Note how many lines hold "Priezvisko" and report that number by itself.

===== Listed records =====

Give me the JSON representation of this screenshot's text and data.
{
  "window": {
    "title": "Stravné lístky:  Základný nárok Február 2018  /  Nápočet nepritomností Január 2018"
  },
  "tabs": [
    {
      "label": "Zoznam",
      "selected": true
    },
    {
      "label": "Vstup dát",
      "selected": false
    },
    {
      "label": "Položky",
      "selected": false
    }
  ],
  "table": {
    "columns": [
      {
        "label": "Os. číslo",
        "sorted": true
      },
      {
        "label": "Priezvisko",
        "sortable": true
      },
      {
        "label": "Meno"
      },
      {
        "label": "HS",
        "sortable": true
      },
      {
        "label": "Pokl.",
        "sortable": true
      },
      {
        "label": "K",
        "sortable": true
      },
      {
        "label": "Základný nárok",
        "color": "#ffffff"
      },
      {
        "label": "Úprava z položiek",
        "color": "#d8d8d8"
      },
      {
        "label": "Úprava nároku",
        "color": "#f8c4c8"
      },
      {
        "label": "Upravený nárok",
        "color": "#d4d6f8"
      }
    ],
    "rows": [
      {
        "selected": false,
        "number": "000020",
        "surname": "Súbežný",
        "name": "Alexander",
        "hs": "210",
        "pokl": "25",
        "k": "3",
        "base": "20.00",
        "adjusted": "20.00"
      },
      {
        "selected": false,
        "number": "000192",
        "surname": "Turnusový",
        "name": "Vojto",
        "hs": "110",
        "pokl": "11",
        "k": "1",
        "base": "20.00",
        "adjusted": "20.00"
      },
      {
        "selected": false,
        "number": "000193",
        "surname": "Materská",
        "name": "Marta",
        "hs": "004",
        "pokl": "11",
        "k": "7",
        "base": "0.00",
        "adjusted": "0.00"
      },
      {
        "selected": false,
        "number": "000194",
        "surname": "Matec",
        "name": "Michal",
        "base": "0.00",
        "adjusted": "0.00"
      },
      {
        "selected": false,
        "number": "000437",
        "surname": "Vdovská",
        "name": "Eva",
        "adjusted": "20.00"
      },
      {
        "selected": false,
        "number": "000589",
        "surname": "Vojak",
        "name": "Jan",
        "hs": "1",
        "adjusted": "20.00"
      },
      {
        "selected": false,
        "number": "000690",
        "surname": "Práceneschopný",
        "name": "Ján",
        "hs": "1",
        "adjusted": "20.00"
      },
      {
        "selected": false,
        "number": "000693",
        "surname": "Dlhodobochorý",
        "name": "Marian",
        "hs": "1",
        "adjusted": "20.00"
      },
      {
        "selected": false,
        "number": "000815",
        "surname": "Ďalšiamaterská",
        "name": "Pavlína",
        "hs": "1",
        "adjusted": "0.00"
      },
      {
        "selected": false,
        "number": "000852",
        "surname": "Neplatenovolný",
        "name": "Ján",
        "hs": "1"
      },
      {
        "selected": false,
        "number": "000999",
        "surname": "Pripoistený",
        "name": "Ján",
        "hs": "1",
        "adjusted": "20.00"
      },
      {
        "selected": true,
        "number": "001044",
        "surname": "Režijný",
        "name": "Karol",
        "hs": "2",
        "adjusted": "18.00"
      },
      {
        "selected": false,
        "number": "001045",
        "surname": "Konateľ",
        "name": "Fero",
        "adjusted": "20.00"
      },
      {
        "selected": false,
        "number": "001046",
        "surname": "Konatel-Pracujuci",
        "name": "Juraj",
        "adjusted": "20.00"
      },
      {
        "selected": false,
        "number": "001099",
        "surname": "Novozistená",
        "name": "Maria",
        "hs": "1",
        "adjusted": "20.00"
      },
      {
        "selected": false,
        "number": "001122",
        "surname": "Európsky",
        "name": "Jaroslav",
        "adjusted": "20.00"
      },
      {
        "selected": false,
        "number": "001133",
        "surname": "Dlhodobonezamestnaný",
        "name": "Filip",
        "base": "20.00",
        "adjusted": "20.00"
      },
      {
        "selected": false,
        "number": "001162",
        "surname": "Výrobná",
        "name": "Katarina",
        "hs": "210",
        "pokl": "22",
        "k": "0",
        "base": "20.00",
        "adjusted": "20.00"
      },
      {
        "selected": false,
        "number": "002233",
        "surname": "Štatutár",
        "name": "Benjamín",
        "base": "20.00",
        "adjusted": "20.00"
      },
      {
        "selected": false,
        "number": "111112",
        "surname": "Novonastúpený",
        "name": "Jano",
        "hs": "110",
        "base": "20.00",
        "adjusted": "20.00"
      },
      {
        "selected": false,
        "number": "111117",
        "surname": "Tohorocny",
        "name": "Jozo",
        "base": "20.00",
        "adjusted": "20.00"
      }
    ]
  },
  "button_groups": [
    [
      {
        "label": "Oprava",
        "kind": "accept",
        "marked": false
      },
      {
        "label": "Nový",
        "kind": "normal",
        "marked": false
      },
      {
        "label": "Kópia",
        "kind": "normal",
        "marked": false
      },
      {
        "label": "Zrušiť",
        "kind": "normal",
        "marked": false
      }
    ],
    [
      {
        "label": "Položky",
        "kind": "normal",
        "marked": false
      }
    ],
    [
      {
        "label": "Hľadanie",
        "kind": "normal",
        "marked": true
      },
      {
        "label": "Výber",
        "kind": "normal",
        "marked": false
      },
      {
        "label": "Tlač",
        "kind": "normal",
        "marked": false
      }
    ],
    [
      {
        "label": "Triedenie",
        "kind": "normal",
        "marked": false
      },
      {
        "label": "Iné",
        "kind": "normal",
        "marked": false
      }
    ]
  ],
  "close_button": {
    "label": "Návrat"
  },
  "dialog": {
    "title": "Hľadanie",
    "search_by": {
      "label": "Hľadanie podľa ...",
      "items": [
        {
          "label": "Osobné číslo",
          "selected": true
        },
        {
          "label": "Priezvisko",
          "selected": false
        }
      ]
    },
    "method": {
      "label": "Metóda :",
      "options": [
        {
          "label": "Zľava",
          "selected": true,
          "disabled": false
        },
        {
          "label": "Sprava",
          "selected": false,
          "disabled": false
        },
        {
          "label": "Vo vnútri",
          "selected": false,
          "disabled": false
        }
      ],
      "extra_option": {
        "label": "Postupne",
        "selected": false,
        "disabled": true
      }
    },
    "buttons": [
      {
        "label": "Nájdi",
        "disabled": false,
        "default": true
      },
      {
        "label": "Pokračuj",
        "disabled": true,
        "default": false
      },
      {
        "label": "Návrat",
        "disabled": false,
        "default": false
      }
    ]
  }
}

=====

* [Task result] 2